Source records:
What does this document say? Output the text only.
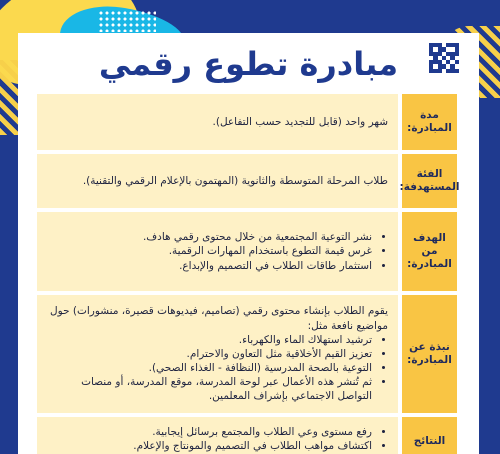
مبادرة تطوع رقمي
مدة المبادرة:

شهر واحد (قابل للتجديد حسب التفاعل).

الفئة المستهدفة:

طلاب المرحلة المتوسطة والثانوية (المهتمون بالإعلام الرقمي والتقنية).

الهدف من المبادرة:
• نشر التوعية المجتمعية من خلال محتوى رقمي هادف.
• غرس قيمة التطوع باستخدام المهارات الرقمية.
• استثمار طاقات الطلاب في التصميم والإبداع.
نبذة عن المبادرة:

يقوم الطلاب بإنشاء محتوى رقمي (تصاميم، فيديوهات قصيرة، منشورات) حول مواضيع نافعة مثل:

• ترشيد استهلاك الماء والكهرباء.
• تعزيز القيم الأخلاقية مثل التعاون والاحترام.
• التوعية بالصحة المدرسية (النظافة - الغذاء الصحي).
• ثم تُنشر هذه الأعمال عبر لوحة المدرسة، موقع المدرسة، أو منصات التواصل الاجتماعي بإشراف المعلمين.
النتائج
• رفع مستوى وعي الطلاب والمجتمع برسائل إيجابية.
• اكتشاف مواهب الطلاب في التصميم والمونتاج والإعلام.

Exercise
Copy each line of the preceding data that contains the string "الطلاب".

Task answer
• استثمار طاقات الطلاب في التصميم والإبداع.
يقوم الطلاب بإنشاء محتوى رقمي (تصاميم، فيديوهات قصيرة، منشورات) حول مواضيع نافعة مثل:
• رفع مستوى وعي الطلاب والمجتمع برسائل إيجابية.
• اكتشاف مواهب الطلاب في التصميم والمونتاج والإعلام.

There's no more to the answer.